--- begin Listed entries ---
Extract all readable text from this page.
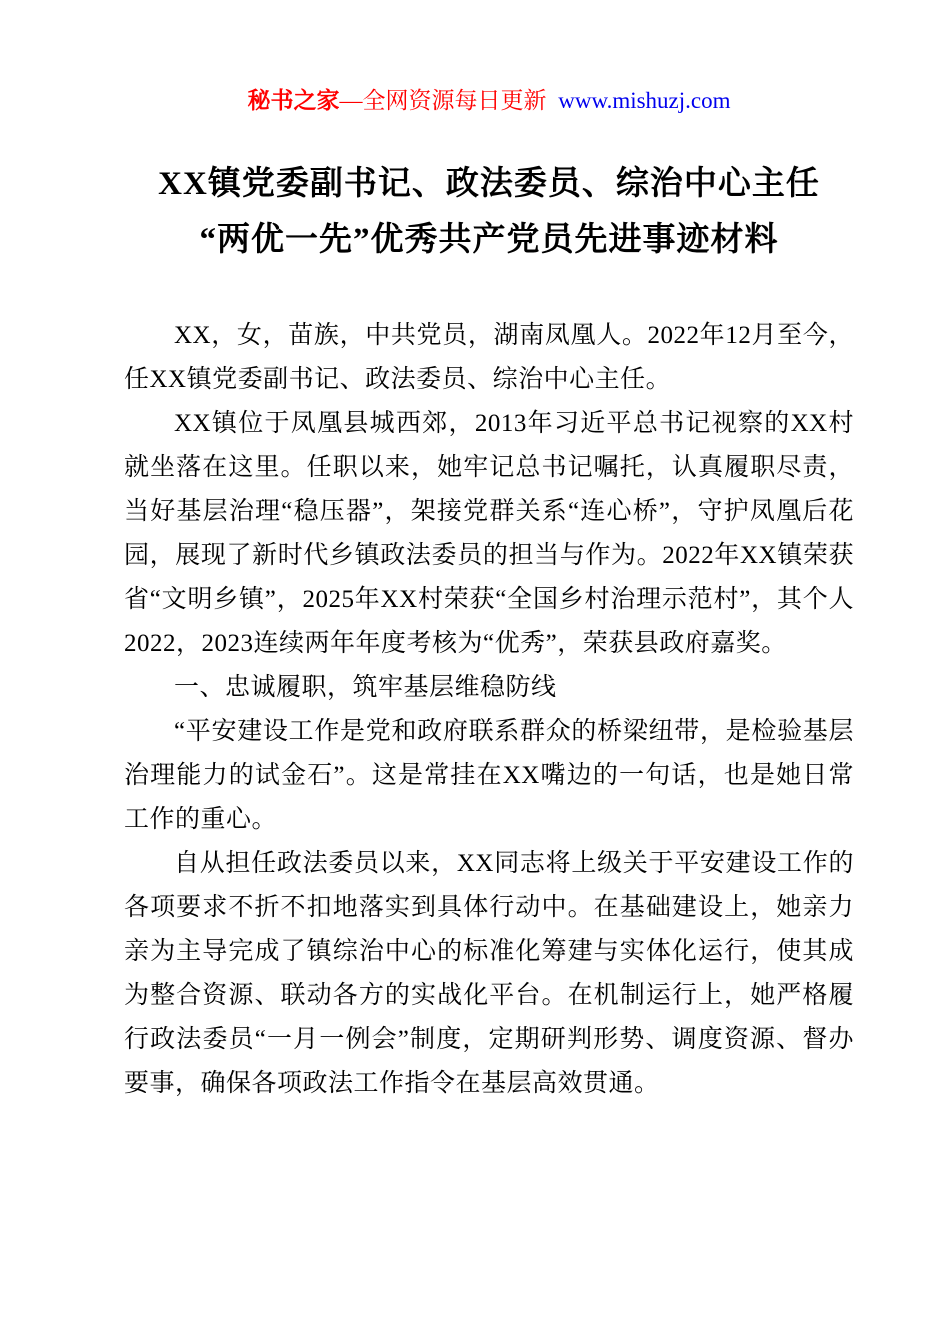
秘书之家—全网资源每日更新 www.mishuzj.com
XX镇党委副书记、政法委员、综治中心主任
“两优一先”优秀共产党员先进事迹材料

XX，女，苗族，中共党员，湖南凤凰人。2022年12月至今，任XX镇党委副书记、政法委员、综治中心主任。

XX镇位于凤凰县城西郊，2013年习近平总书记视察的XX村就坐落在这里。任职以来，她牢记总书记嘱托，认真履职尽责，当好基层治理“稳压器”，架接党群关系“连心桥”，守护凤凰后花园，展现了新时代乡镇政法委员的担当与作为。2022年XX镇荣获省“文明乡镇”，2025年XX村荣获“全国乡村治理示范村”，其个人2022，2023连续两年年度考核为“优秀”，荣获县政府嘉奖。

一、忠诚履职，筑牢基层维稳防线

“平安建设工作是党和政府联系群众的桥梁纽带，是检验基层治理能力的试金石”。这是常挂在XX嘴边的一句话，也是她日常工作的重心。

自从担任政法委员以来，XX同志将上级关于平安建设工作的各项要求不折不扣地落实到具体行动中。在基础建设上，她亲力亲为主导完成了镇综治中心的标准化筹建与实体化运行，使其成为整合资源、联动各方的实战化平台。在机制运行上，她严格履行政法委员“一月一例会”制度，定期研判形势、调度资源、督办要事，确保各项政法工作指令在基层高效贯通。
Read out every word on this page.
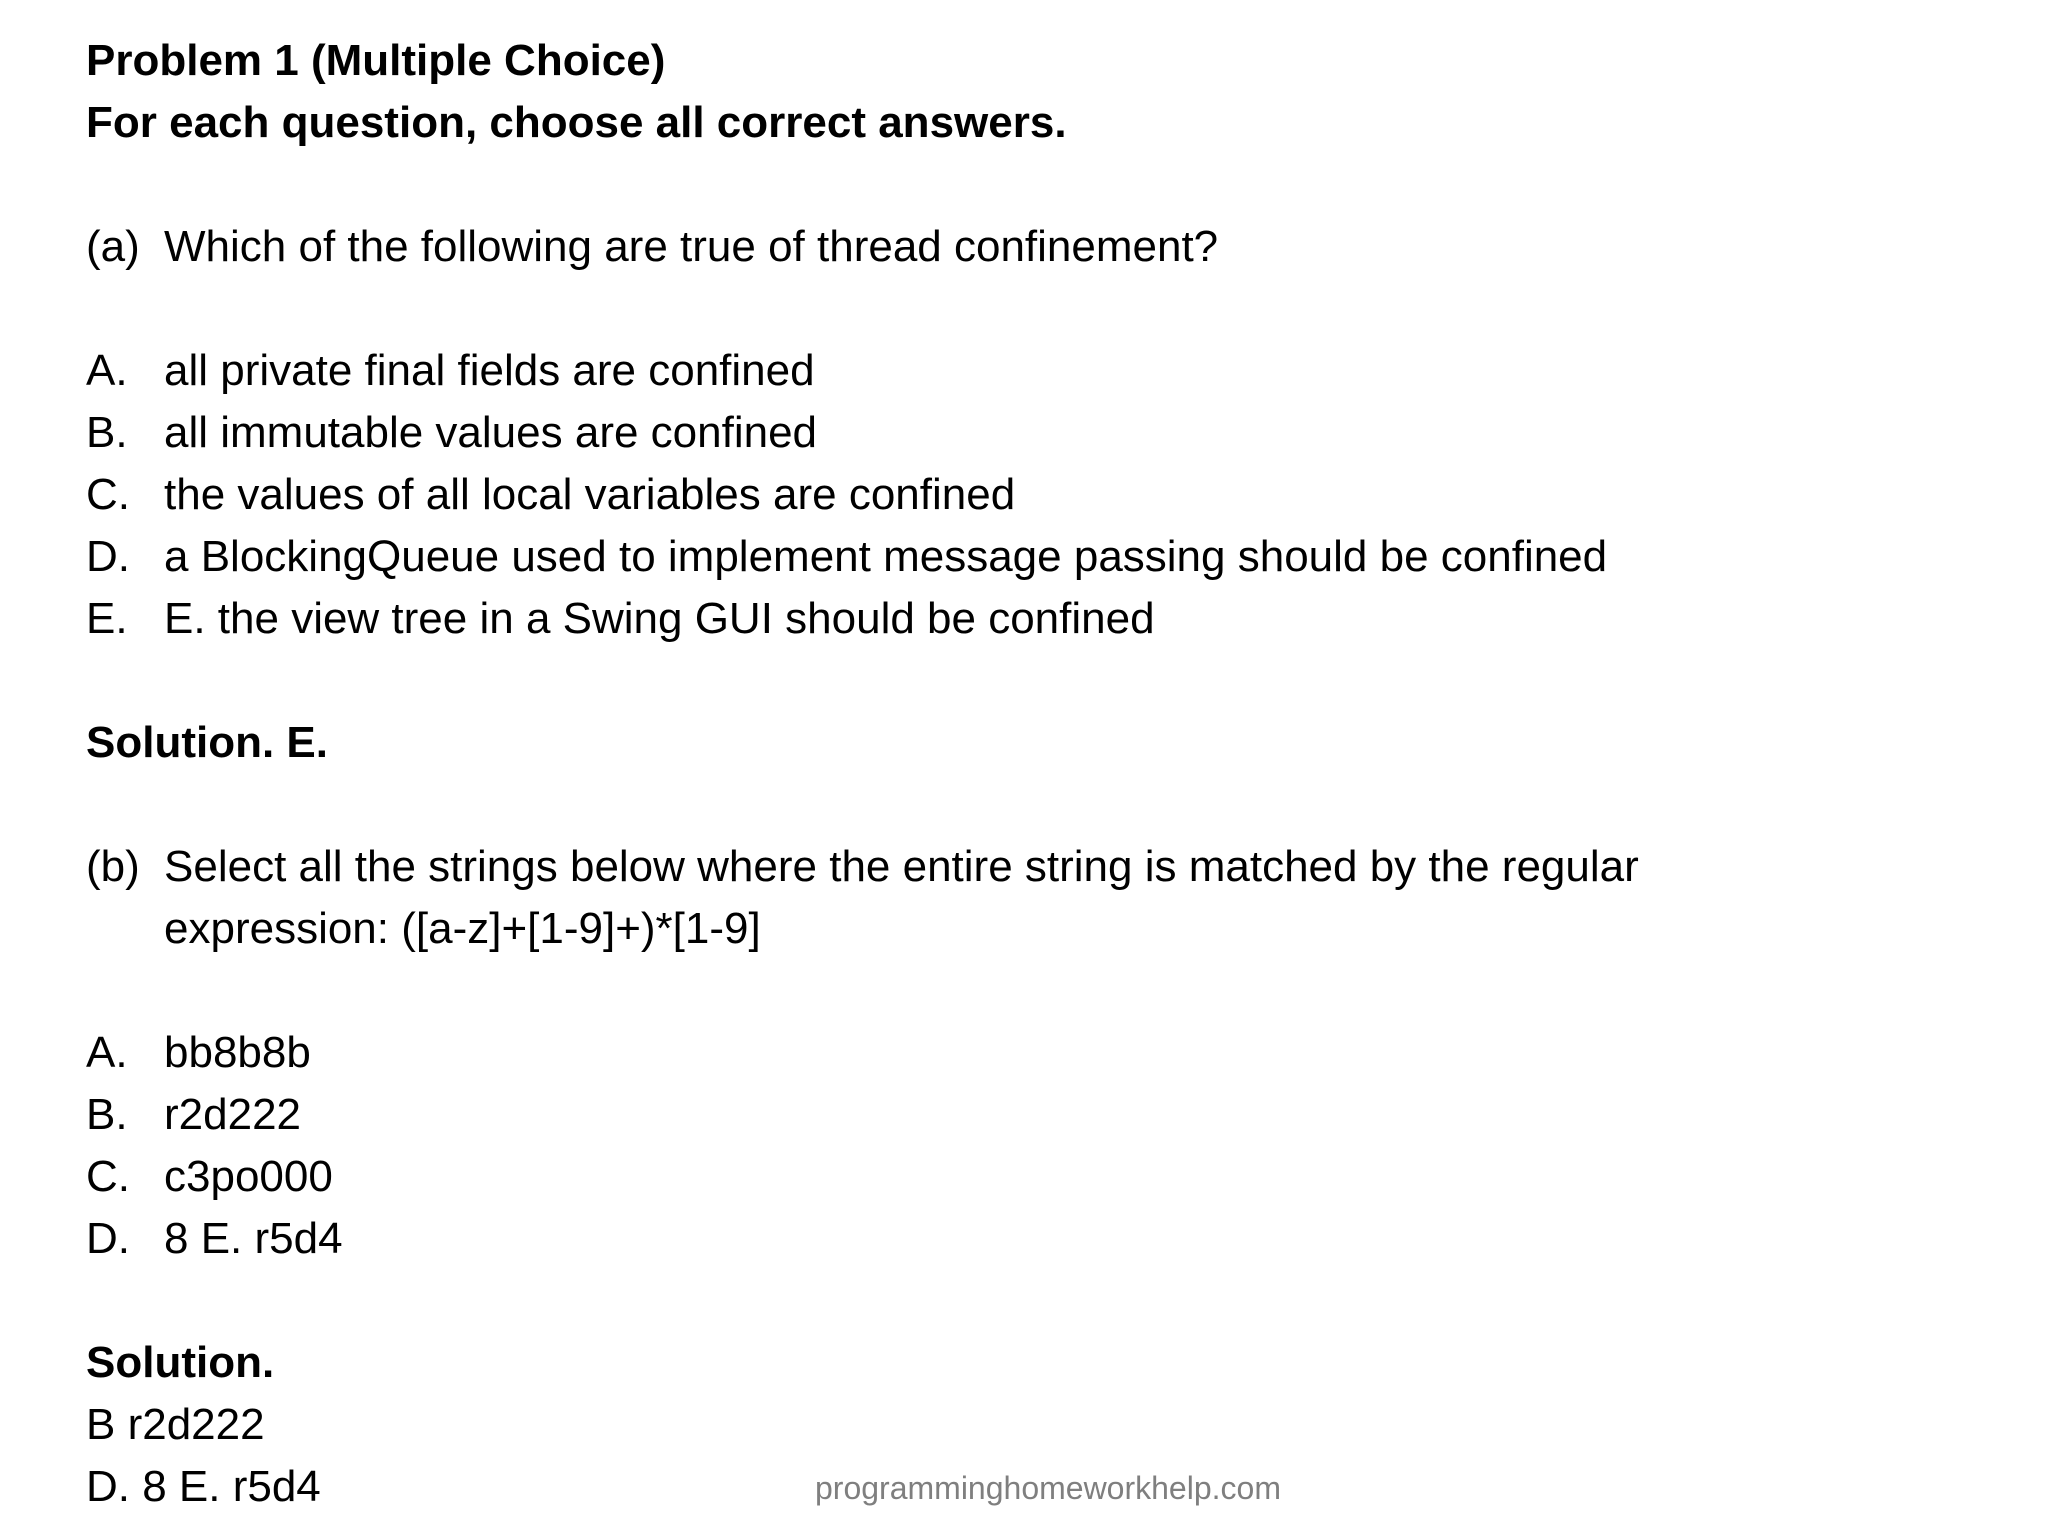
Problem 1 (Multiple Choice)
For each question, choose all correct answers.
(a) Which of the following are true of thread confinement?
A. all private final fields are confined
B. all immutable values are confined
C. the values of all local variables are confined
D. a BlockingQueue used to implement message passing should be confined
E. E. the view tree in a Swing GUI should be confined
Solution. E.
(b) Select all the strings below where the entire string is matched by the regular
expression: ([a-z]+[1-9]+)*[1-9]
A. bb8b8b
B. r2d222
C. c3po000
D. 8 E. r5d4
Solution.
B r2d222
D. 8 E. r5d4	programminghomeworkhelp.com
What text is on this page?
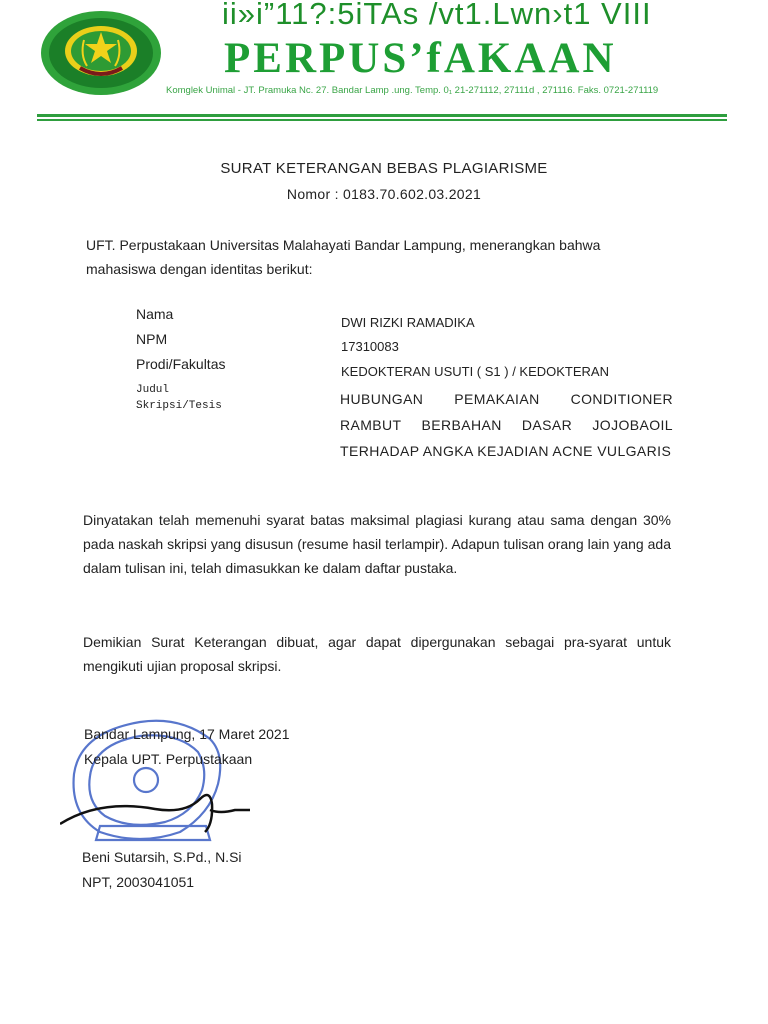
ii»i”11?:5iTAs /vt1.Lwn›t1 VIII
PERPUS’fAKAAN
Komglek Unimal - JT. Pramuka Nc. 27. Bandar Lamp .ung. Temp. 0₁ 21-271112, 27111d , 271116. Faks. 0721-271119
SURAT KETERANGAN BEBAS PLAGIARISME
Nomor : 0183.70.602.03.2021
UFT. Perpustakaan Universitas Malahayati Bandar Lampung, menerangkan bahwa mahasiswa dengan identitas berikut:
Nama
NPM
Prodi/Fakultas
Judul
Skripsi/Tesis
DWI RIZKI RAMADIKA
17310083
KEDOKTERAN USUTI ( S1 ) / KEDOKTERAN
HUBUNGAN PEMAKAIAN CONDITIONER RAMBUT BERBAHAN DASAR JOJOBAOIL TERHADAP ANGKA KEJADIAN ACNE VULGARIS
Dinyatakan telah memenuhi syarat batas maksimal plagiasi kurang atau sama dengan 30% pada naskah skripsi yang disusun (resume hasil terlampir). Adapun tulisan orang lain yang ada dalam tulisan ini, telah dimasukkan ke dalam daftar pustaka.
Demikian Surat Keterangan dibuat, agar dapat dipergunakan sebagai pra-syarat untuk mengikuti ujian proposal skripsi.
Bandar Lampung, 17 Maret 2021
Kepala UPT. Perpustakaan
Beni Sutarsih, S.Pd., N.Si
NPT, 2003041051
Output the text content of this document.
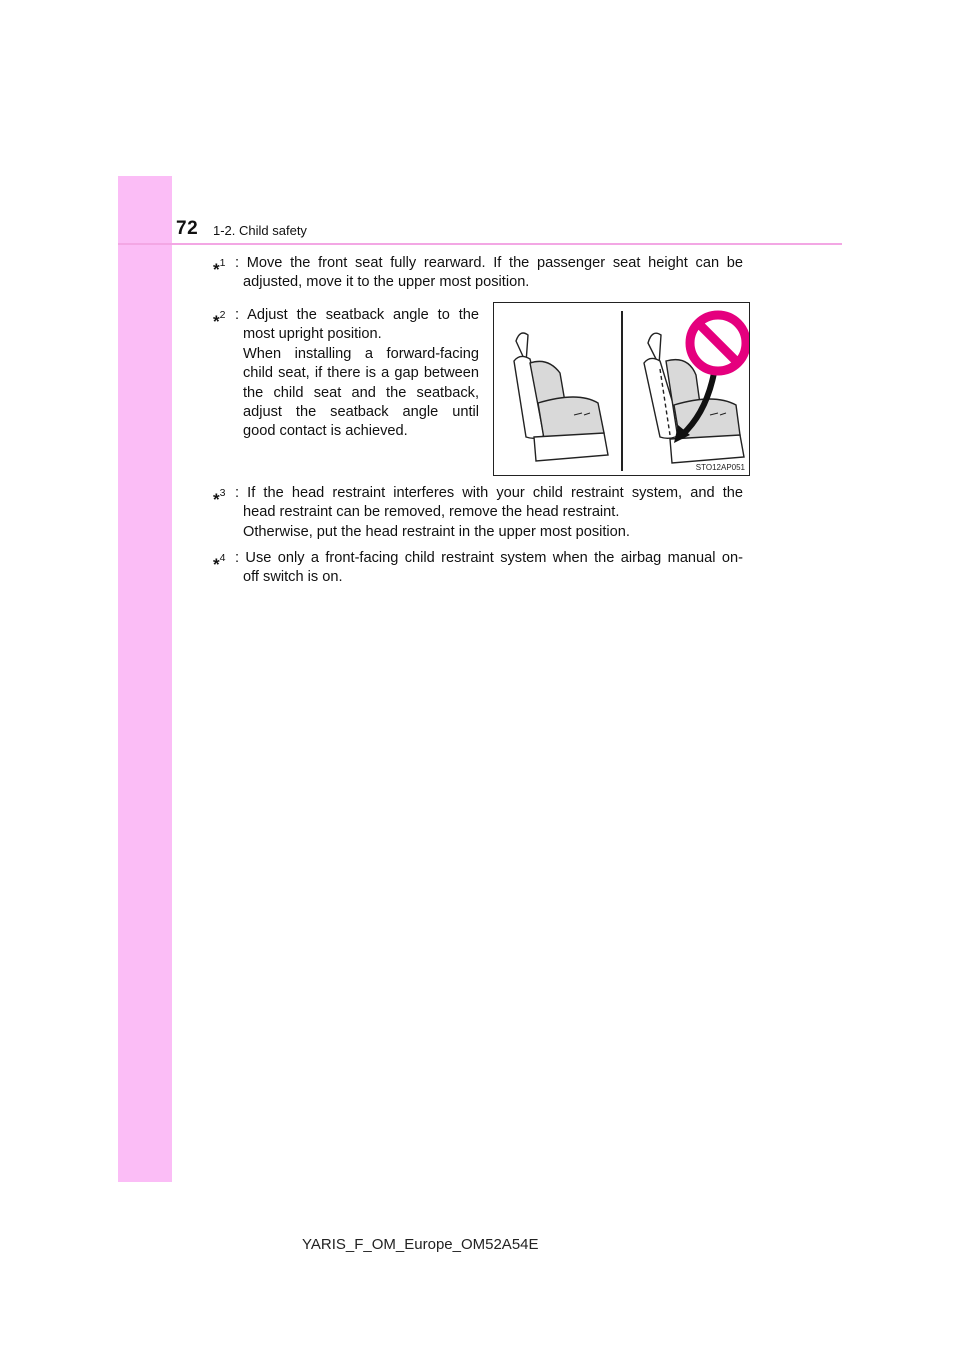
72 1-2. Child safety
*$^1$ : Move the front seat fully rearward. If the passenger seat height can be
adjusted, move it to the upper most position.
*$^2$ : Adjust the seatback angle to the
most upright position.
When installing a forward-facing
child seat, if there is a gap between
the child seat and the seatback,
adjust the seatback angle until
good contact is achieved.
STO12AP051
*$^3$ : If the head restraint interferes with your child restraint system, and the
head restraint can be removed, remove the head restraint.
Otherwise, put the head restraint in the upper most position.
*$^4$ : Use only a front-facing child restraint system when the airbag manual on-
off switch is on.
YARIS_F_OM_Europe_OM52A54E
--- end Listed entries ---
- What is required -
Lines that hold "Lampung" are the ones to copy; find all of them.

- Response -
UFT. Perpustakaan Universitas Malahayati Bandar Lampung, menerangkan bahwa mahasiswa dengan identitas berikut:
Bandar Lampung, 17 Maret 2021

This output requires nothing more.